**WRITTEN INSTRUCTION**: Quote every line as given.

Stored items from a collection:
********************
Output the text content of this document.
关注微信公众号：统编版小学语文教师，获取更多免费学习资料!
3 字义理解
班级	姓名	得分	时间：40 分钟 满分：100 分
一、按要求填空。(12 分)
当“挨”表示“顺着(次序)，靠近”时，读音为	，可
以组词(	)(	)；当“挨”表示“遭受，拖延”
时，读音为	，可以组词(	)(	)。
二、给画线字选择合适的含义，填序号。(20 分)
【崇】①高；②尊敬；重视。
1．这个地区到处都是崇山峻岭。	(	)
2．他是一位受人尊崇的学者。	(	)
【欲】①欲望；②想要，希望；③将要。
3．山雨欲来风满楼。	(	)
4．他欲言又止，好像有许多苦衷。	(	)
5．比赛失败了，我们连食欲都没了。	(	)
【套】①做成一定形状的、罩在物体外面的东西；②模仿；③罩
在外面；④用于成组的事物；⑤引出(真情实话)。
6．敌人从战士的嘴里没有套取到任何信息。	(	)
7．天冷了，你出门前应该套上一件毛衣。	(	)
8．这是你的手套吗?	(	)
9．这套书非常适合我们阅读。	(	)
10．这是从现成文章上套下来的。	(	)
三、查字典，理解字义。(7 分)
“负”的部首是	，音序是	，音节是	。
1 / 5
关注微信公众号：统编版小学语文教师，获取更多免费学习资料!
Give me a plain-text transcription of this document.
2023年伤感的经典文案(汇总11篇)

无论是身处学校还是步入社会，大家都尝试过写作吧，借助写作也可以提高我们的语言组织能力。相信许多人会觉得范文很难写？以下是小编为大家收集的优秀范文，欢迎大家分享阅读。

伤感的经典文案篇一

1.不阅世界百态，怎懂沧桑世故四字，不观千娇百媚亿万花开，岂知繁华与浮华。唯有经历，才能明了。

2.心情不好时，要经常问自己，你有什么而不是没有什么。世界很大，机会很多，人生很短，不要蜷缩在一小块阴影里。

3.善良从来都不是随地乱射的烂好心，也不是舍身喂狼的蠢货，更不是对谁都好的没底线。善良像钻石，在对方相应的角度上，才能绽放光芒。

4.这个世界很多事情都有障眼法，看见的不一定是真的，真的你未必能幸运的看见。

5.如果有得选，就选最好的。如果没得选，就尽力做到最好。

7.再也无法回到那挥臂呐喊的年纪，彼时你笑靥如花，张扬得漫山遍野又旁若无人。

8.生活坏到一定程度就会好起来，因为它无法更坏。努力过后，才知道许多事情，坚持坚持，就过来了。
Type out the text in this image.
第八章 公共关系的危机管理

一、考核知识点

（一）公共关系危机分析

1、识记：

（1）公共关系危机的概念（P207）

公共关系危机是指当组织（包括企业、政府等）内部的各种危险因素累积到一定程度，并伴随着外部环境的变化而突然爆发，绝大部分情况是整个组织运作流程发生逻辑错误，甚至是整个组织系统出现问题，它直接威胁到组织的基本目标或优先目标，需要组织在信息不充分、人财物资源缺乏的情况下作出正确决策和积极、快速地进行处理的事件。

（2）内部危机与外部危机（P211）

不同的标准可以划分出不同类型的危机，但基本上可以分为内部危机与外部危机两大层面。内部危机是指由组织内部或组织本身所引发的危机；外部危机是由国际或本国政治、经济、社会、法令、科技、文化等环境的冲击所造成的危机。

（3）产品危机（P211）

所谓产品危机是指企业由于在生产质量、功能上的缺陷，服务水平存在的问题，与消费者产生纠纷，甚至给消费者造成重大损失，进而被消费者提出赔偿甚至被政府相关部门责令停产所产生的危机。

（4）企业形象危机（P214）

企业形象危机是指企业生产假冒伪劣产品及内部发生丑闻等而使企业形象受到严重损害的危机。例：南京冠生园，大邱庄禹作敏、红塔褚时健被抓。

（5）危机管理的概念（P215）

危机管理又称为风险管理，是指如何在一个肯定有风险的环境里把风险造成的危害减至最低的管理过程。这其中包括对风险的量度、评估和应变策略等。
********************
**RESPONSE TO THIS TASK**:
Output the text content of this document.
关注微信公众号：统编版小学语文教师，获取更多免费学习资料!
3 字义理解
班级	姓名	得分	时间：40 分钟 满分：100 分
一、按要求填空。(12 分)
当“挨”表示“顺着(次序)，靠近”时，读音为	，可
以组词(	)(	)；当“挨”表示“遭受，拖延”
时，读音为	，可以组词(	)(	)。
二、给画线字选择合适的含义，填序号。(20 分)
【崇】①高；②尊敬；重视。
1．这个地区到处都是崇山峻岭。	(	)
2．他是一位受人尊崇的学者。	(	)
【欲】①欲望；②想要，希望；③将要。
3．山雨欲来风满楼。	(	)
4．他欲言又止，好像有许多苦衷。	(	)
5．比赛失败了，我们连食欲都没了。	(	)
【套】①做成一定形状的、罩在物体外面的东西；②模仿；③罩
在外面；④用于成组的事物；⑤引出(真情实话)。
6．敌人从战士的嘴里没有套取到任何信息。	(	)
7．天冷了，你出门前应该套上一件毛衣。	(	)
8．这是你的手套吗?	(	)
9．这套书非常适合我们阅读。	(	)
10．这是从现成文章上套下来的。	(	)
三、查字典，理解字义。(7 分)
“负”的部首是	，音序是	，音节是	。
1 / 5
关注微信公众号：统编版小学语文教师，获取更多免费学习资料!
Give me a plain-text transcription of this document.
2023年伤感的经典文案(汇总11篇)

无论是身处学校还是步入社会，大家都尝试过写作吧，借助写作也可以提高我们的语言组织能力。相信许多人会觉得范文很难写？以下是小编为大家收集的优秀范文，欢迎大家分享阅读。

伤感的经典文案篇一

1.不阅世界百态，怎懂沧桑世故四字，不观千娇百媚亿万花开，岂知繁华与浮华。唯有经历，才能明了。

2.心情不好时，要经常问自己，你有什么而不是没有什么。世界很大，机会很多，人生很短，不要蜷缩在一小块阴影里。

3.善良从来都不是随地乱射的烂好心，也不是舍身喂狼的蠢货，更不是对谁都好的没底线。善良像钻石，在对方相应的角度上，才能绽放光芒。

4.这个世界很多事情都有障眼法，看见的不一定是真的，真的你未必能幸运的看见。

5.如果有得选，就选最好的。如果没得选，就尽力做到最好。

7.再也无法回到那挥臂呐喊的年纪，彼时你笑靥如花，张扬得漫山遍野又旁若无人。

8.生活坏到一定程度就会好起来，因为它无法更坏。努力过后，才知道许多事情，坚持坚持，就过来了。
Type out the text in this image.
第八章 公共关系的危机管理

一、考核知识点

（一）公共关系危机分析

1、识记：

（1）公共关系危机的概念（P207）

公共关系危机是指当组织（包括企业、政府等）内部的各种危险因素累积到一定程度，并伴随着外部环境的变化而突然爆发，绝大部分情况是整个组织运作流程发生逻辑错误，甚至是整个组织系统出现问题，它直接威胁到组织的基本目标或优先目标，需要组织在信息不充分、人财物资源缺乏的情况下作出正确决策和积极、快速地进行处理的事件。

（2）内部危机与外部危机（P211）

不同的标准可以划分出不同类型的危机，但基本上可以分为内部危机与外部危机两大层面。内部危机是指由组织内部或组织本身所引发的危机；外部危机是由国际或本国政治、经济、社会、法令、科技、文化等环境的冲击所造成的危机。

（3）产品危机（P211）

所谓产品危机是指企业由于在生产质量、功能上的缺陷，服务水平存在的问题，与消费者产生纠纷，甚至给消费者造成重大损失，进而被消费者提出赔偿甚至被政府相关部门责令停产所产生的危机。

（4）企业形象危机（P214）

企业形象危机是指企业生产假冒伪劣产品及内部发生丑闻等而使企业形象受到严重损害的危机。例：南京冠生园，大邱庄禹作敏、红塔褚时健被抓。

（5）危机管理的概念（P215）

危机管理又称为风险管理，是指如何在一个肯定有风险的环境里把风险造成的危害减至最低的管理过程。这其中包括对风险的量度、评估和应变策略等。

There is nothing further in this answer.